Copy out the text on the saga pattern for transactions that span services word for word.

Begin Document section

728x90

Context

You have applied the Database per Service pattern. Each service has its own database. Some business transactions, however, span multiple service so you need a mechanism to implement transactions that span services. For example, let’s imagine that you are building an e-commerce store where customers have a credit limit. The application must ensure that a new order will not exceed the customer’s credit limit. Since Orders and Customers are in different databases owned by different services the application cannot simply use a local ACID transaction.

Problem

How to implement transactions that span services?

Forces

  • 2PC is not an option

Solution

Implement each business transaction that spans multiple services as a saga. A saga is a sequence of local transactions. Each local transaction updates the database and publishes a message or event to trigger the next local transaction in the saga. If a local transaction fails because it violates a business rule then the saga executes a series of compensating transactions that undo the changes that were made by the preceding local transactions.

End Document section
Begin Dataset section

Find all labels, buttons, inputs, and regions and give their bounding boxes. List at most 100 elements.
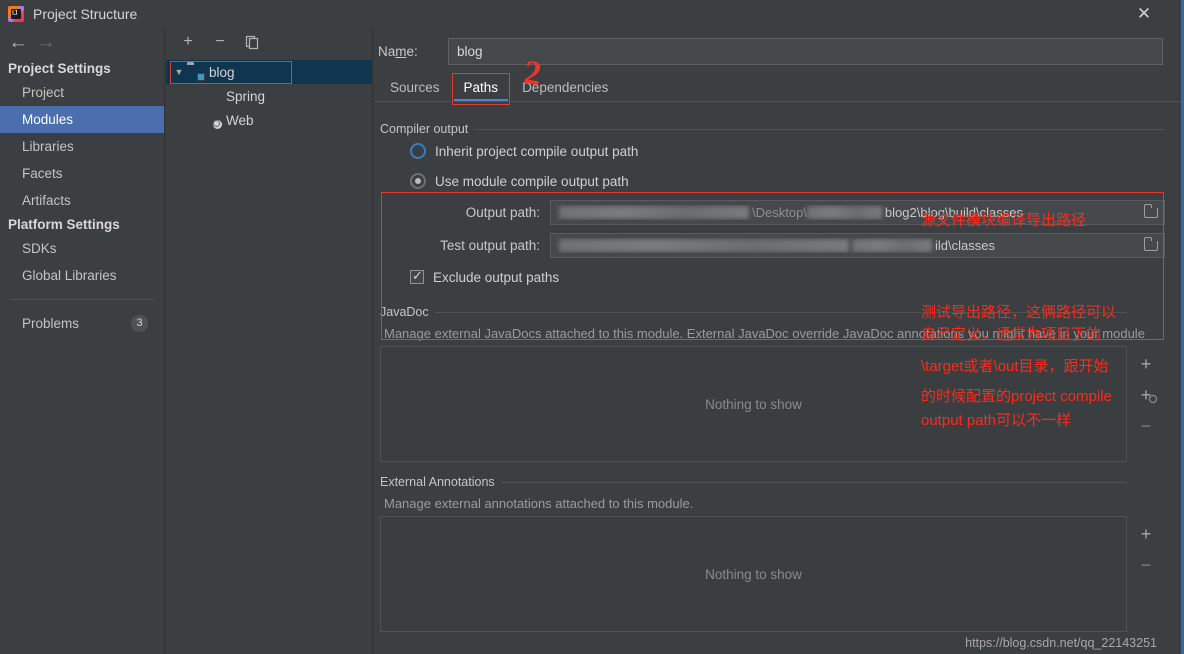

End Dataset section

Response to the task
728x90

Context

You have applied the Database per Service pattern. Each service has its own database. Some business transactions, however, span multiple service so you need a mechanism to implement transactions that span services. For example, let’s imagine that you are building an e-commerce store where customers have a credit limit. The application must ensure that a new order will not exceed the customer’s credit limit. Since Orders and Customers are in different databases owned by different services the application cannot simply use a local ACID transaction.

Problem

How to implement transactions that span services?

Forces

  • 2PC is not an option

Solution

Implement each business transaction that spans multiple services as a saga. A saga is a sequence of local transactions. Each local transaction updates the database and publishes a message or event to trigger the next local transaction in the saga. If a local transaction fails because it violates a business rule then the saga executes a series of compensating transactions that undo the changes that were made by the preceding local transactions.